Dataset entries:
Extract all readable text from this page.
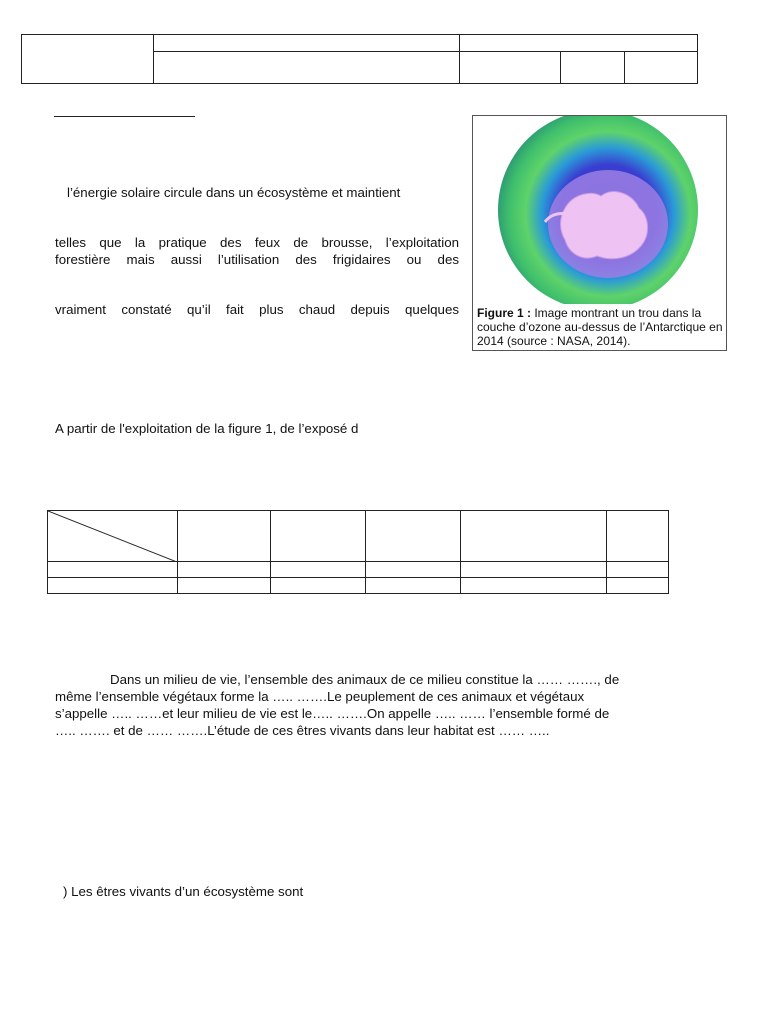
l’énergie solaire circule dans un écosystème et maintient
telles que la pratique des feux de brousse, l’exploitation
forestière mais aussi l’utilisation des frigidaires ou des
vraiment constaté qu’il fait plus chaud depuis quelques Figure 1 : Image montrant un trou dans la couche d’ozone au-dessus de l’Antarctique en 2014 (source : NASA, 2014).
A partir de l'exploitation de la figure 1, de l’exposé d

Dans un milieu de vie, l’ensemble des animaux de ce milieu constitue la …… ……., de
même l’ensemble végétaux forme la ….. …….Le peuplement de ces animaux et végétaux
s’appelle ….. ……et leur milieu de vie est le….. …….On appelle ….. …… l’ensemble formé de
….. ……. et de …… …….L’étude de ces êtres vivants dans leur habitat est …… …..
) Les êtres vivants d’un écosystème sont
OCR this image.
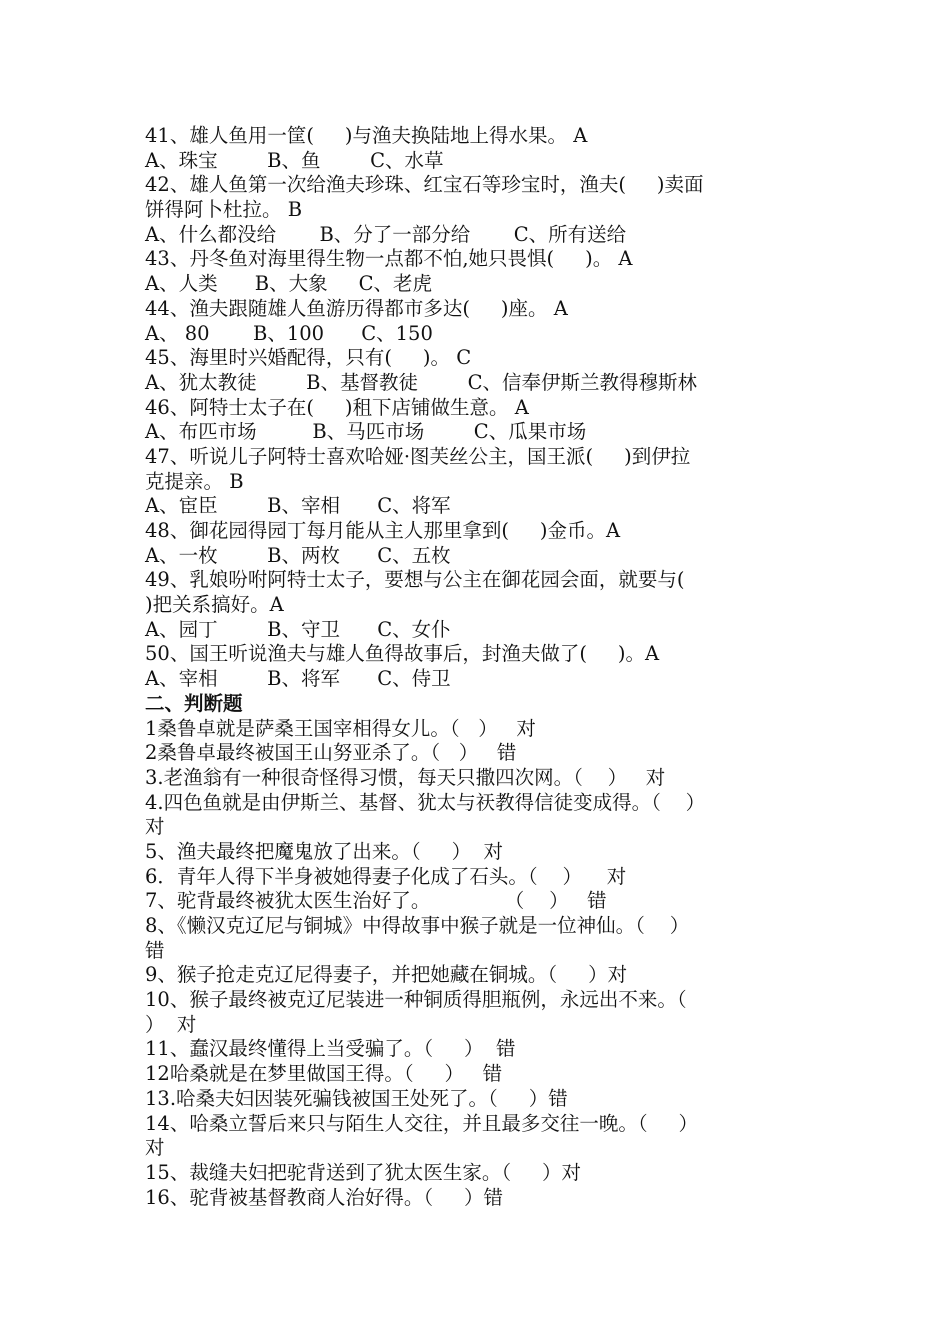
41、雄人鱼用一筐(     )与渔夫换陆地上得水果。 A
A、珠宝        B、鱼        C、水草
42、雄人鱼第一次给渔夫珍珠、红宝石等珍宝时，渔夫(     )卖面
饼得阿卜杜拉。 B
A、什么都没给       B、分了一部分给       C、所有送给
43、丹冬鱼对海里得生物一点都不怕,她只畏惧(     )。 A
A、人类      B、大象     C、老虎
44、渔夫跟随雄人鱼游历得都市多达(     )座。 A
A、 80       B、100      C、150
45、海里时兴婚配得，只有(     )。 C
A、犹太教徒        B、基督教徒        C、信奉伊斯兰教得穆斯林
46、阿特士太子在(     )租下店铺做生意。 A
A、布匹市场         B、马匹市场        C、瓜果市场
47、听说儿子阿特士喜欢哈娅·图芙丝公主，国王派(     )到伊拉
克提亲。 B
A、宦臣        B、宰相      C、将军
48、御花园得园丁每月能从主人那里拿到(     )金币。A
A、一枚        B、两枚      C、五枚
49、乳娘吩咐阿特士太子，要想与公主在御花园会面，就要与(
)把关系搞好。A
A、园丁        B、守卫      C、女仆
50、国王听说渔夫与雄人鱼得故事后，封渔夫做了(     )。A
A、宰相        B、将军      C、侍卫
二、判断题
1桑鲁卓就是萨桑王国宰相得女儿。（   ）   对
2桑鲁卓最终被国王山努亚杀了。（   ）   错
3.老渔翁有一种很奇怪得习惯，每天只撒四次网。（    ）   对
4.四色鱼就是由伊斯兰、基督、犹太与祆教得信徒变成得。（    ）
对
5、渔夫最终把魔鬼放了出来。（     ）  对
6．青年人得下半身被她得妻子化成了石头。（    ）    对
7、驼背最终被犹太医生治好了。            （    ）   错
8、《懒汉克辽尼与铜城》中得故事中猴子就是一位神仙。（    ）
错
9、猴子抢走克辽尼得妻子，并把她藏在铜城。（     ）对
10、猴子最终被克辽尼装进一种铜质得胆瓶例，永远出不来。（
）  对
11、蠢汉最终懂得上当受骗了。（     ）  错
12哈桑就是在梦里做国王得。（     ）   错
13.哈桑夫妇因装死骗钱被国王处死了。（     ）错
14、哈桑立誓后来只与陌生人交往，并且最多交往一晚。（     ）
对
15、裁缝夫妇把驼背送到了犹太医生家。（     ）对
16、驼背被基督教商人治好得。（     ）错
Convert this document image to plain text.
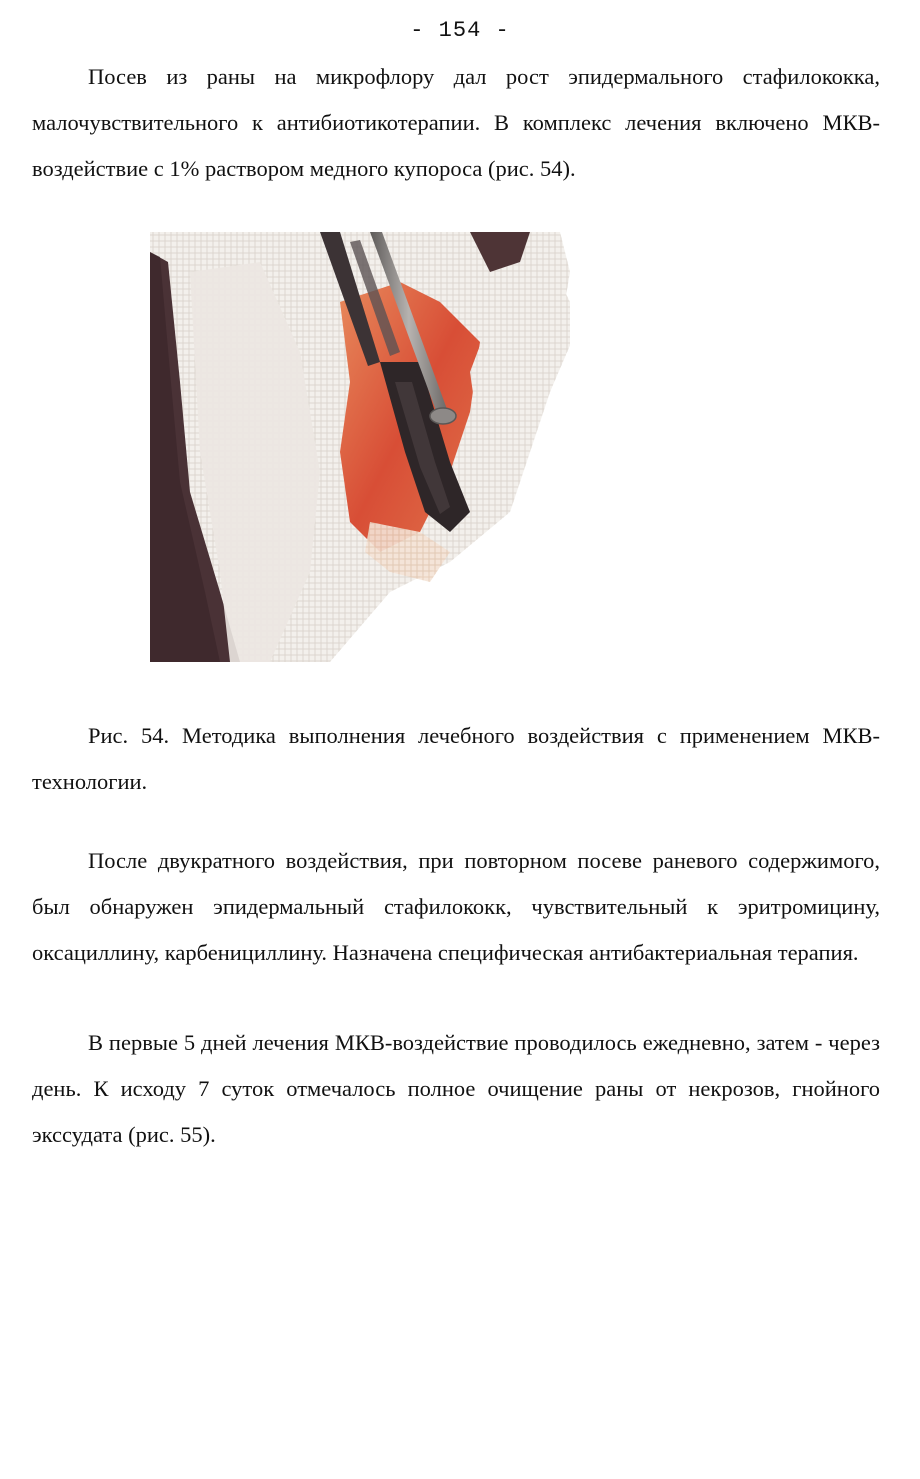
- 154 -

Посев из раны на микрофлору дал рост эпидермального стафилококка, малочувствительного к антибиотикотерапии. В комплекс лечения включено МКВ-воздействие с 1% раствором медного купороса (рис. 54).

Рис. 54. Методика выполнения лечебного воздействия с применением МКВ-технологии.

После двукратного воздействия, при повторном посеве раневого содержимого, был обнаружен эпидермальный стафилококк, чувствительный к эритромицину, оксациллину, карбенициллину. Назначена специфическая антибактериальная терапия.

В первые 5 дней лечения МКВ-воздействие проводилось ежедневно, затем - через день. К исходу 7 суток отмечалось полное очищение раны от некрозов, гнойного экссудата (рис. 55).
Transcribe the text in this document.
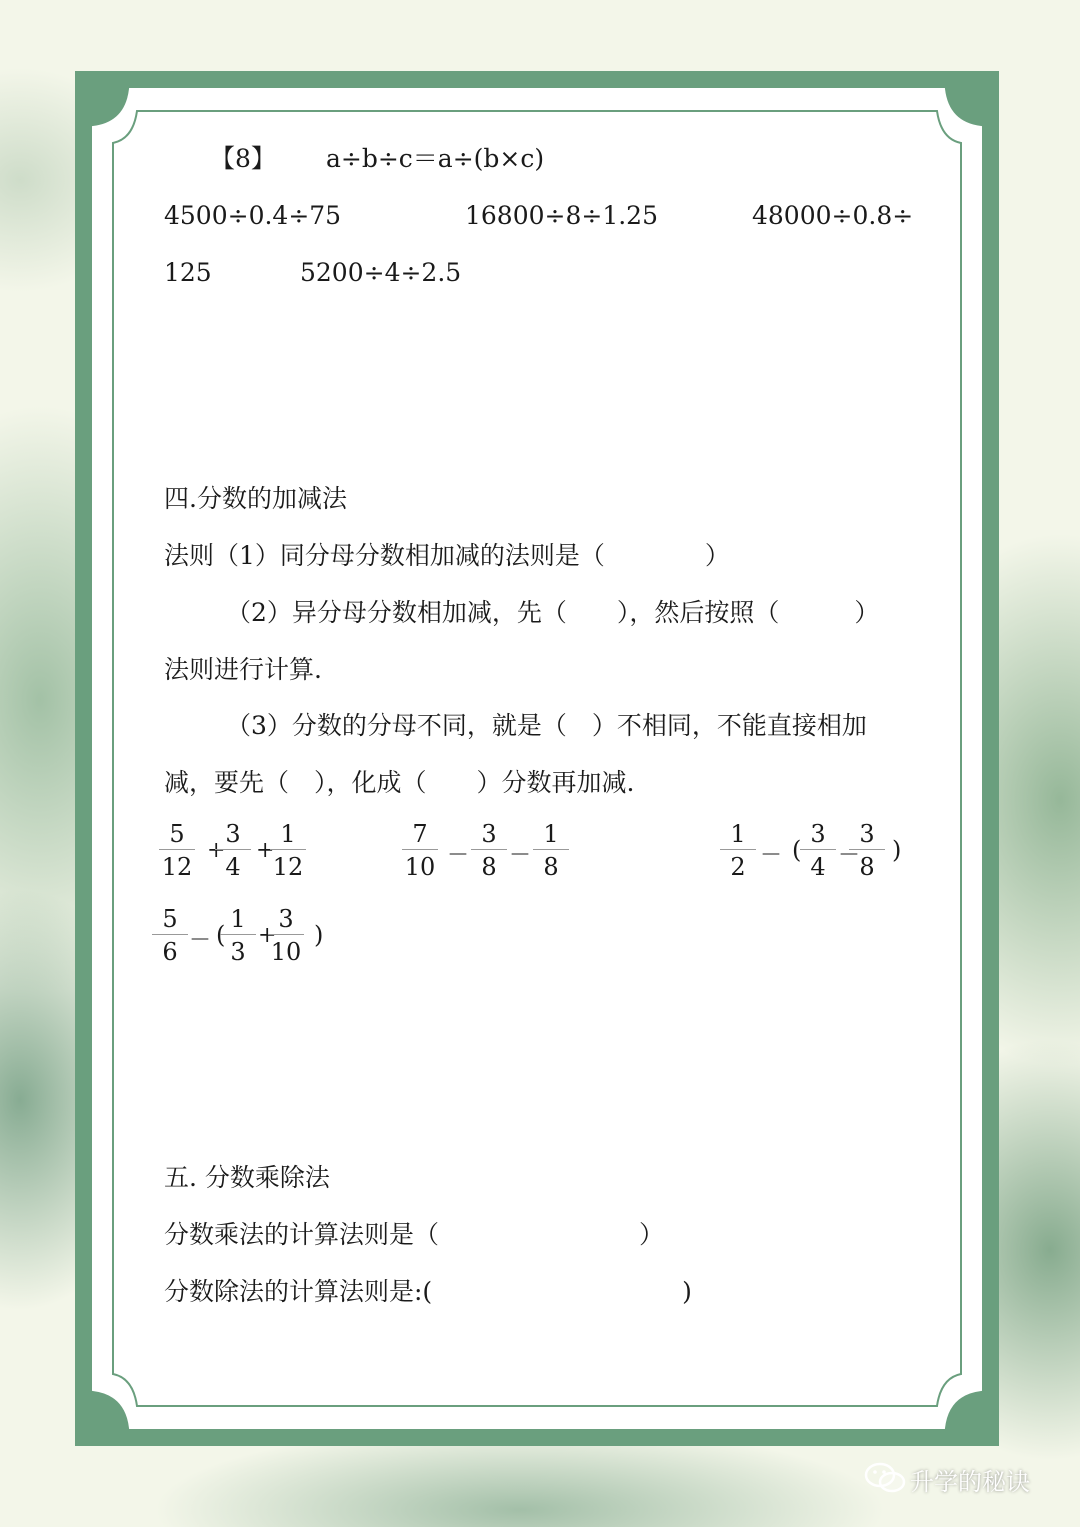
【8】 a÷b÷c＝a÷(b×c)
4500÷0.4÷75	16800÷8÷1.25	48000÷0.8÷
125	5200÷4÷2.5
四.分数的加减法
法则（1）同分母分数相加减的法则是（　　　　）
（2）异分母分数相加减，先（　　），然后按照（　　　）
法则进行计算.
（3）分数的分母不同，就是（　）不相同，不能直接相加
减，要先（　），化成（　　）分数再加减.
$\frac{5}{12}$ +
$\frac{3}{4}$ +
$\frac{1}{12}$	$\frac{7}{10} - \frac{3}{8} - \frac{1}{8}$	$\frac{1}{2}$ － (
$\frac{3}{4}$ －
$\frac{3}{8}$ )
$\frac{5}{6}$ － (
$\frac{1}{3}$ +
$\frac{3}{10}$ )
五. 分数乘除法
分数乘法的计算法则是（　　　　　　　　）
分数除法的计算法则是:(　　　　　　　　　　)
升学的秘诀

→ **Exercise brief**:
Select the lines that carry the string "раны" and copy them.

→ **Written answer**:
Посев из раны на микрофлору дал рост эпидермального стафилококка, малочувствительного к антибиотикотерапии. В комплекс лечения включено МКВ-воздействие с 1% раствором медного купороса (рис. 54).
В первые 5 дней лечения МКВ-воздействие проводилось ежедневно, затем - через день. К исходу 7 суток отмечалось полное очищение раны от некрозов, гнойного экссудата (рис. 55).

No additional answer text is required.